§ To do
Extract the complete listing and repeat it word for word.

** BEGIN **

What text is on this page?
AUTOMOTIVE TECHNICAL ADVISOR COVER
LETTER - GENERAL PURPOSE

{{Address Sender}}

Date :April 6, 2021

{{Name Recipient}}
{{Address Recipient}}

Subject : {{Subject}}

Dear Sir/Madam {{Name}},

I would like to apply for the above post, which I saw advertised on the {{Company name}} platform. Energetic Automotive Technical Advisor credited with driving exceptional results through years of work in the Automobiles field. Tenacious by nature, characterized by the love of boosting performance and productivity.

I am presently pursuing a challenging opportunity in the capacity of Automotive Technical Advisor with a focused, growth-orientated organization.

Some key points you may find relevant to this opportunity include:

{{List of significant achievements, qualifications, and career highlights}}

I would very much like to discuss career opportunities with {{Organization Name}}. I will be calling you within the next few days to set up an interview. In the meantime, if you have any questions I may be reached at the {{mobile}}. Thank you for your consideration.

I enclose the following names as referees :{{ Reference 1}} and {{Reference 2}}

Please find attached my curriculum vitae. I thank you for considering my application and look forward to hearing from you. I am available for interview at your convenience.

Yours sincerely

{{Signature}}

** END **

§ The output
What text is on this page?
AUTOMOTIVE TECHNICAL ADVISOR COVER
LETTER - GENERAL PURPOSE

{{Address Sender}}

Date :April 6, 2021

{{Name Recipient}}
{{Address Recipient}}

Subject : {{Subject}}

Dear Sir/Madam {{Name}},

I would like to apply for the above post, which I saw advertised on the {{Company name}} platform. Energetic Automotive Technical Advisor credited with driving exceptional results through years of work in the Automobiles field. Tenacious by nature, characterized by the love of boosting performance and productivity.

I am presently pursuing a challenging opportunity in the capacity of Automotive Technical Advisor with a focused, growth-orientated organization.

Some key points you may find relevant to this opportunity include:

{{List of significant achievements, qualifications, and career highlights}}

I would very much like to discuss career opportunities with {{Organization Name}}. I will be calling you within the next few days to set up an interview. In the meantime, if you have any questions I may be reached at the {{mobile}}. Thank you for your consideration.

I enclose the following names as referees :{{ Reference 1}} and {{Reference 2}}

Please find attached my curriculum vitae. I thank you for considering my application and look forward to hearing from you. I am available for interview at your convenience.

Yours sincerely

{{Signature}}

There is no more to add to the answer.